§ WRITTEN REQUEST: Copy the data below word for word, from the line holding "List UI elements" through the line holding "Text: Table 4", inclusive. Leave out any pictures.

*** DATA ROWS

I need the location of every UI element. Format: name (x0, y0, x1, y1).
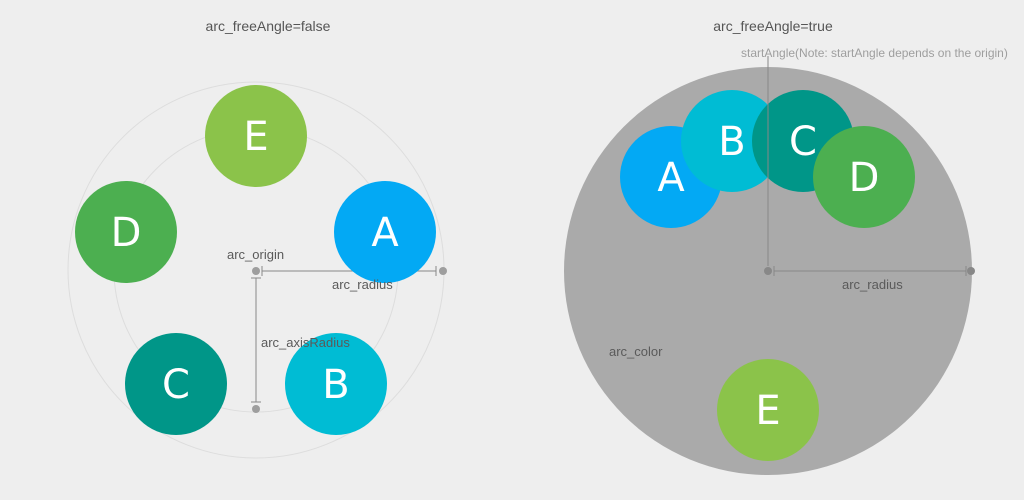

******
*** DATA ROWS

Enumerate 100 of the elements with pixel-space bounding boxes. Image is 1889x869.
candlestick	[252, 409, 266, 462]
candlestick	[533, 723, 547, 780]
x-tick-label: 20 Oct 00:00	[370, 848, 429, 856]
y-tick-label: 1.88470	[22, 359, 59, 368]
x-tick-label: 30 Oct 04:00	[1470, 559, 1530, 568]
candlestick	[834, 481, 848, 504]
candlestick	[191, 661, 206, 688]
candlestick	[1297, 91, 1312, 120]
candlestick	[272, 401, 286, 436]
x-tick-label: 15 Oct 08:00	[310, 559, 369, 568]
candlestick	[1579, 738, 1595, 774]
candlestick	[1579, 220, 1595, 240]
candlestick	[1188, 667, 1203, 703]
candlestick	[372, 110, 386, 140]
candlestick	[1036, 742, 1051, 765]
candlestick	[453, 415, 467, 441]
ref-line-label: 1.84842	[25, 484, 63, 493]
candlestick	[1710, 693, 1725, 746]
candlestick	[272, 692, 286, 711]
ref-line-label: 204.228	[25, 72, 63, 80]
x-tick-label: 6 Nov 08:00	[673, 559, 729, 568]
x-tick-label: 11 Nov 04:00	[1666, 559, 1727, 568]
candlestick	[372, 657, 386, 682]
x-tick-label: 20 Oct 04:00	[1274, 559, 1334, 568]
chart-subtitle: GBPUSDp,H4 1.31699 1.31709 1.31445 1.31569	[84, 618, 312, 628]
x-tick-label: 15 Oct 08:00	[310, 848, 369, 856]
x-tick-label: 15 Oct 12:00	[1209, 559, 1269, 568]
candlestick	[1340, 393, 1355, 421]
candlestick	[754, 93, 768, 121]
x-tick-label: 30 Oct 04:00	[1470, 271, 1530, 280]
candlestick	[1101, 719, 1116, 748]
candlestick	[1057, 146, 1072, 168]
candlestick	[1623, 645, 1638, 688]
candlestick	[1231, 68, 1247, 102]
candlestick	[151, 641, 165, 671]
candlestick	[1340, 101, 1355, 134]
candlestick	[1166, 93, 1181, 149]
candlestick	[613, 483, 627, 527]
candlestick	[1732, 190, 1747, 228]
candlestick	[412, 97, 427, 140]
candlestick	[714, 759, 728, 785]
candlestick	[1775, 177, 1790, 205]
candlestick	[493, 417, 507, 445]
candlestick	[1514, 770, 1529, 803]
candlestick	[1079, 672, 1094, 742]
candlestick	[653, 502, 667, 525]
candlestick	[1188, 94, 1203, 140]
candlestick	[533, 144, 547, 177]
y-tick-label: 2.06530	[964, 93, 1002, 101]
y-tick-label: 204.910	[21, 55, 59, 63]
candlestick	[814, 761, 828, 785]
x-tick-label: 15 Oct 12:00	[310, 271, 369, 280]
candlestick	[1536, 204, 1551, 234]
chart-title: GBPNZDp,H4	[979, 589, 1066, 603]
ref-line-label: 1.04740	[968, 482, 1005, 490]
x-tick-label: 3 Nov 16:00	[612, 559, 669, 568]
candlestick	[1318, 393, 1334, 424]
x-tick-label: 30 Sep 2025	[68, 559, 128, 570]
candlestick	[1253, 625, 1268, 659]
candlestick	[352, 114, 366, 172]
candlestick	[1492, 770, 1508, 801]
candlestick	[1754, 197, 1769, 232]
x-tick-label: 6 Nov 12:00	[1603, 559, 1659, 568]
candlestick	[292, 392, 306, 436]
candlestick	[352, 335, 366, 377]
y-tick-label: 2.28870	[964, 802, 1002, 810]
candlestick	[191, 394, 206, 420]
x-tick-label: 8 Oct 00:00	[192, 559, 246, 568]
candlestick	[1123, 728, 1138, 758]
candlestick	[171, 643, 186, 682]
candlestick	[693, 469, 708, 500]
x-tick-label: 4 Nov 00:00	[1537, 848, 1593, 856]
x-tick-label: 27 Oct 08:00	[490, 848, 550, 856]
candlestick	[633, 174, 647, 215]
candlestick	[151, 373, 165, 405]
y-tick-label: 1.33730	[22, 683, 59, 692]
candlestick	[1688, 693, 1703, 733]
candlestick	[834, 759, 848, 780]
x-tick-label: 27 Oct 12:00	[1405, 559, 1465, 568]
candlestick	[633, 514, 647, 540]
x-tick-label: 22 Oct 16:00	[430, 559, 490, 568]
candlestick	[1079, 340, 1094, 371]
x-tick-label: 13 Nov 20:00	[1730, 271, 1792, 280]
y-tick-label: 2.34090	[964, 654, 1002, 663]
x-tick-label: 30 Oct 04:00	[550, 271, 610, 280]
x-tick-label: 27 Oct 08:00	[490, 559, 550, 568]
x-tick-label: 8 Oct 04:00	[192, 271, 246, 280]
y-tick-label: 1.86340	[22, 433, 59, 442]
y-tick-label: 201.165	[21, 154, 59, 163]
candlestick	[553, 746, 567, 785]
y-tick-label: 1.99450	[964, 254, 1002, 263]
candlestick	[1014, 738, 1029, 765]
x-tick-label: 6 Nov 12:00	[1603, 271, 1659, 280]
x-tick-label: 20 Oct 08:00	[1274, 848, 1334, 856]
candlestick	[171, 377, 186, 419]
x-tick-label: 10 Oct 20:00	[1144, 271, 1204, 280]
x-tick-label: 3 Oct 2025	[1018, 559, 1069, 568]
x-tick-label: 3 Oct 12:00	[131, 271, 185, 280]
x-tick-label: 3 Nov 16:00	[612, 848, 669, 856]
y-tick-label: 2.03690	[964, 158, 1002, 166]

******
*** DATA ROWS

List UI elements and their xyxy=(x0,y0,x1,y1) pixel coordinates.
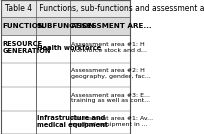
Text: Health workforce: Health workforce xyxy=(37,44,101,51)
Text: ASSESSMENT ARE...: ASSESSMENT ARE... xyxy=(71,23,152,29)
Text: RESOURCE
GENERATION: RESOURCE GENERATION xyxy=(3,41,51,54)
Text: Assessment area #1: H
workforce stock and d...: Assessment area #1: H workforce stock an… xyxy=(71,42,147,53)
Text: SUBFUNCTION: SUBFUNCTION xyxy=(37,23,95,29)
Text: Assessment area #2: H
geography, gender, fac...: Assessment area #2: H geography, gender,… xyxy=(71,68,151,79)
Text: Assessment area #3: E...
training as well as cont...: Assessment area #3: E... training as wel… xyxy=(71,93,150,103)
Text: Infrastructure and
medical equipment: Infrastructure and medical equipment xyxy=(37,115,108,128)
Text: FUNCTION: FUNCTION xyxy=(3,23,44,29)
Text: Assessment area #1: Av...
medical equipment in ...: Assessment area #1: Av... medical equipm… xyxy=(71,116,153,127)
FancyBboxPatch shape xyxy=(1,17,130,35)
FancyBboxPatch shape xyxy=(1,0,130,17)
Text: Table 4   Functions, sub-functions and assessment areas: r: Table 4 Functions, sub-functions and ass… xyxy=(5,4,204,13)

******

§ EXERCISE RESPONSE:
List UI elements and their xyxy=(x0,y0,x1,y1) pixel coordinates.
Text: Health workforce: Health workforce xyxy=(37,44,101,51)
Text: ASSESSMENT ARE...: ASSESSMENT ARE... xyxy=(71,23,152,29)
Text: RESOURCE
GENERATION: RESOURCE GENERATION xyxy=(3,41,51,54)
Text: Assessment area #1: H
workforce stock and d...: Assessment area #1: H workforce stock an… xyxy=(71,42,147,53)
Text: SUBFUNCTION: SUBFUNCTION xyxy=(37,23,95,29)
Text: Assessment area #2: H
geography, gender, fac...: Assessment area #2: H geography, gender,… xyxy=(71,68,151,79)
Text: Assessment area #3: E...
training as well as cont...: Assessment area #3: E... training as wel… xyxy=(71,93,150,103)
Text: Infrastructure and
medical equipment: Infrastructure and medical equipment xyxy=(37,115,108,128)
Text: FUNCTION: FUNCTION xyxy=(3,23,44,29)
Text: Assessment area #1: Av...
medical equipment in ...: Assessment area #1: Av... medical equipm… xyxy=(71,116,153,127)
FancyBboxPatch shape xyxy=(1,17,130,35)
FancyBboxPatch shape xyxy=(1,0,130,17)
Text: Table 4   Functions, sub-functions and assessment areas: r: Table 4 Functions, sub-functions and ass… xyxy=(5,4,204,13)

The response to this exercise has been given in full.